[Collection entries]
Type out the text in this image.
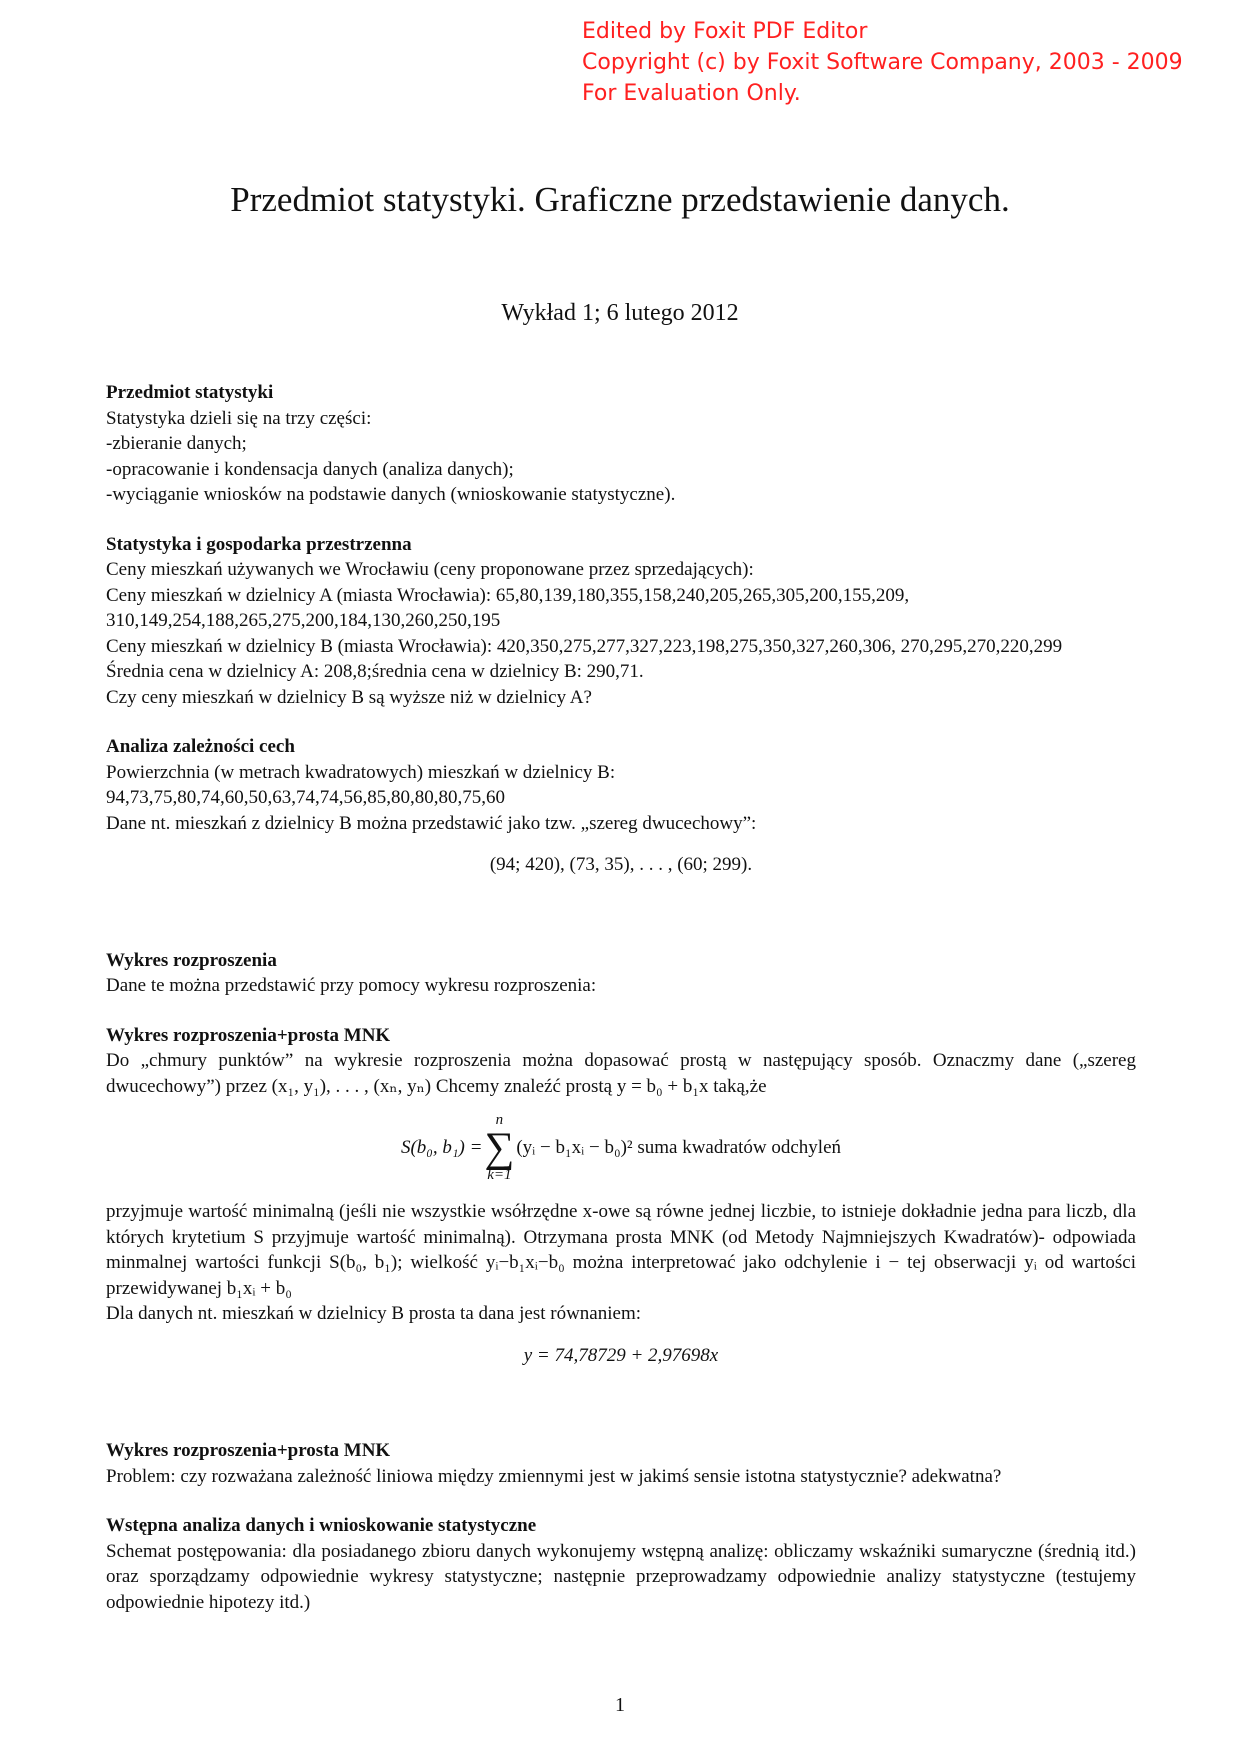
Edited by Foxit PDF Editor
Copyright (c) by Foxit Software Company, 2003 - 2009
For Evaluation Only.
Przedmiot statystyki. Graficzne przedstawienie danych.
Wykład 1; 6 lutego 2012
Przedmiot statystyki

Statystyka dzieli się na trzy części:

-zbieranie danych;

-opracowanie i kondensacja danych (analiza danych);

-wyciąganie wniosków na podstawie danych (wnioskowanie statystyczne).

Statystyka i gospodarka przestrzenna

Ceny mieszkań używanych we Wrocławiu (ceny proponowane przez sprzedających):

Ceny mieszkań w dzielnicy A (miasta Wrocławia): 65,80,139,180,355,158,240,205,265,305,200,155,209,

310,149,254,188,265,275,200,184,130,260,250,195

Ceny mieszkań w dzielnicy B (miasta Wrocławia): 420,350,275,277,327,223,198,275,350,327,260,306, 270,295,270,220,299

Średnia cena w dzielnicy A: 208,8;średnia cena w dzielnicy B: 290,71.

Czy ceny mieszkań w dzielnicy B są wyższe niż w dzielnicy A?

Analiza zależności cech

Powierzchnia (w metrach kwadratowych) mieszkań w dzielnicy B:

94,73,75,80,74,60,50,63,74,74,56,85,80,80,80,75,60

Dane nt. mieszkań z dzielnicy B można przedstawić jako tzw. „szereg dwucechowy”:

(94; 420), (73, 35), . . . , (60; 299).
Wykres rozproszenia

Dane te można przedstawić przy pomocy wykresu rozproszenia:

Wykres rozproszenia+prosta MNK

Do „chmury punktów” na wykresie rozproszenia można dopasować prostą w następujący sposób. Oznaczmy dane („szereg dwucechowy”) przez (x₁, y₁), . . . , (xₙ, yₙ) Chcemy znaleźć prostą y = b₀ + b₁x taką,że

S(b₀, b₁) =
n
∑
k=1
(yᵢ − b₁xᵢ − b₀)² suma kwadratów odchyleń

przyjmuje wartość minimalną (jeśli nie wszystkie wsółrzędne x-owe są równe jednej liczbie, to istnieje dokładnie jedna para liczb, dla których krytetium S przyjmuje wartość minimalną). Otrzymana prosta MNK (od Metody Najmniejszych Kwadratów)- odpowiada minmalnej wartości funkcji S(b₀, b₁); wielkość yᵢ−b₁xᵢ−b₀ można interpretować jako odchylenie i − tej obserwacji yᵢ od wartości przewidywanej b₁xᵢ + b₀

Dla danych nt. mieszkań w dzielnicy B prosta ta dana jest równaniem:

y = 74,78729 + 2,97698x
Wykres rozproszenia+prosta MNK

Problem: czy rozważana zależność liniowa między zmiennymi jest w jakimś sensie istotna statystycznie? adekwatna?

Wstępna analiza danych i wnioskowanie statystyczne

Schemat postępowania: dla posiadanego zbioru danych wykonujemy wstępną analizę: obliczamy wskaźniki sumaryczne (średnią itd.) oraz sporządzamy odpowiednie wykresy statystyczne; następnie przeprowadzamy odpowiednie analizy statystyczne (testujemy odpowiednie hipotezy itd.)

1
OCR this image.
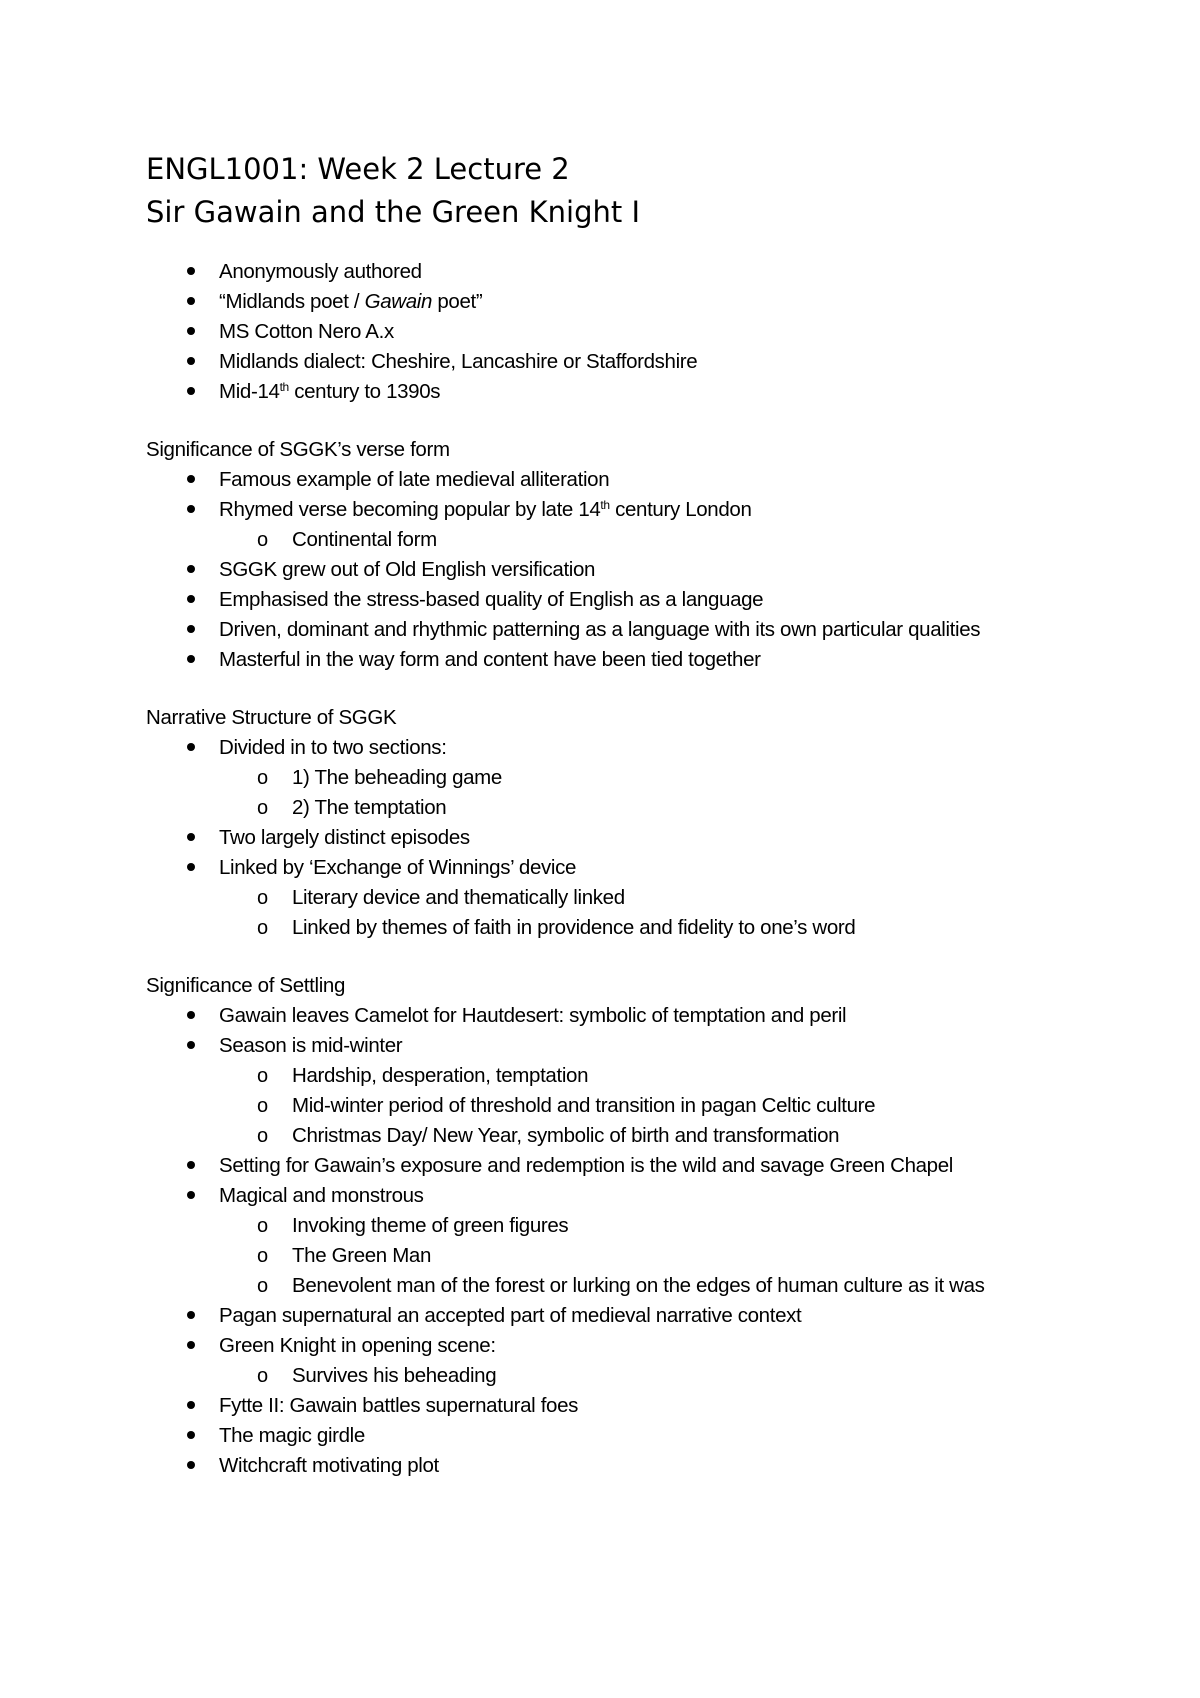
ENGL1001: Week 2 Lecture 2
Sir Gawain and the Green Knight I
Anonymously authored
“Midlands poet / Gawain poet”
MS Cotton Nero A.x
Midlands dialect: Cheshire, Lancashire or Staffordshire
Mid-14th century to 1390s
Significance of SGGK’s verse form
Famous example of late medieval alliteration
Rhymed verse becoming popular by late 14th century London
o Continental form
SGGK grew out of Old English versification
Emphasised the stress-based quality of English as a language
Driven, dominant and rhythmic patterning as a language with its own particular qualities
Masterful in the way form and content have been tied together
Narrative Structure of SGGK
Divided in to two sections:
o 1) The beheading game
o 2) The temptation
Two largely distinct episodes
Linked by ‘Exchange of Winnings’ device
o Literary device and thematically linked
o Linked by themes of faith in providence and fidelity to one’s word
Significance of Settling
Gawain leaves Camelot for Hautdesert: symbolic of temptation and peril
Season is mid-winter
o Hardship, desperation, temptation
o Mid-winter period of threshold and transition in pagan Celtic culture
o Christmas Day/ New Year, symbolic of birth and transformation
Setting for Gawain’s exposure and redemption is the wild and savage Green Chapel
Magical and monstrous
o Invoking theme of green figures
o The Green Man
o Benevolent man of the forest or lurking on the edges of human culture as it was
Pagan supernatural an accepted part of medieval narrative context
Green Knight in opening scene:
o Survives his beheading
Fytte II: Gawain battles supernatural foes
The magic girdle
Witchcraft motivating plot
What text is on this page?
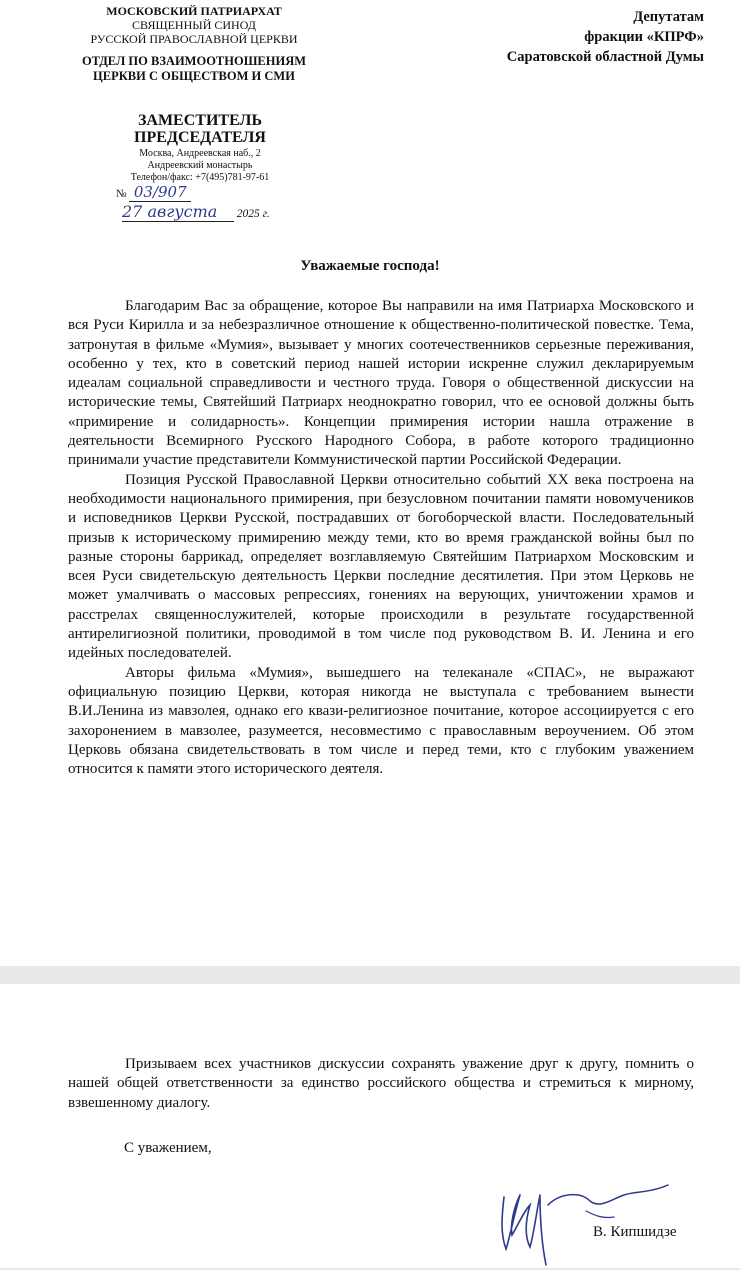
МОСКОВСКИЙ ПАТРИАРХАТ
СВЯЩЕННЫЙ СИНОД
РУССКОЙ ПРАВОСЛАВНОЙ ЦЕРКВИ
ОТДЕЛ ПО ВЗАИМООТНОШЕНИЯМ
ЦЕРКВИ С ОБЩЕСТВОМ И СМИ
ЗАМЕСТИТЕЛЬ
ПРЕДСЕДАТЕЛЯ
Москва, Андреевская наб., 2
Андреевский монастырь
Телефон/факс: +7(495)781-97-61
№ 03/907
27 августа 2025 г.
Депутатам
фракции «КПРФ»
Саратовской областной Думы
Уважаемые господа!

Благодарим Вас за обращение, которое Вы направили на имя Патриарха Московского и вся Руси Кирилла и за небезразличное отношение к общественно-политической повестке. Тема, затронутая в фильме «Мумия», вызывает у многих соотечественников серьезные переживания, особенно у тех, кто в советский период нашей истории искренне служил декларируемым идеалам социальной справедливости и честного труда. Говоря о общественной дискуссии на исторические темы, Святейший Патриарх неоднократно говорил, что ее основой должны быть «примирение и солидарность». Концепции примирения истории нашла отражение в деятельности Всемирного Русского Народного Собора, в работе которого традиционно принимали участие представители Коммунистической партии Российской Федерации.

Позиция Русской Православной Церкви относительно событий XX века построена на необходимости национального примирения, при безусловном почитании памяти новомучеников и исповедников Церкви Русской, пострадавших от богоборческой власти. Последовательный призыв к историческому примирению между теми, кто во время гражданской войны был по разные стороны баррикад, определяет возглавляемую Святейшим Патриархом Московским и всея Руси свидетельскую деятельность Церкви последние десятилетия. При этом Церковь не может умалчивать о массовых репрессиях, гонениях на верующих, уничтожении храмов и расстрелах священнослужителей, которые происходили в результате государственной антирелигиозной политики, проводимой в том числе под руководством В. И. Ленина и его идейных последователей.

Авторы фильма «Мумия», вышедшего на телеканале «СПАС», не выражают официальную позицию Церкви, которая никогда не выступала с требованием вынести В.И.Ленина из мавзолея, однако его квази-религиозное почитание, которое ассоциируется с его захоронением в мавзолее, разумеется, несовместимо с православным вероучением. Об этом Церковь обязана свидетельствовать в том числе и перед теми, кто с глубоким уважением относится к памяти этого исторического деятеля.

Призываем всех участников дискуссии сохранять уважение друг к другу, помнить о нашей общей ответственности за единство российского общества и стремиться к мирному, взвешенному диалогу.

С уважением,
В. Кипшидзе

- _Aim_: Using the listing above, pull out all lines that hold the word "Gawain".

- _Completed exercise_:
Sir Gawain and the Green Knight I
“Midlands poet / Gawain poet”
Gawain leaves Camelot for Hautdesert: symbolic of temptation and peril
Setting for Gawain’s exposure and redemption is the wild and savage Green Chapel
Fytte II: Gawain battles supernatural foes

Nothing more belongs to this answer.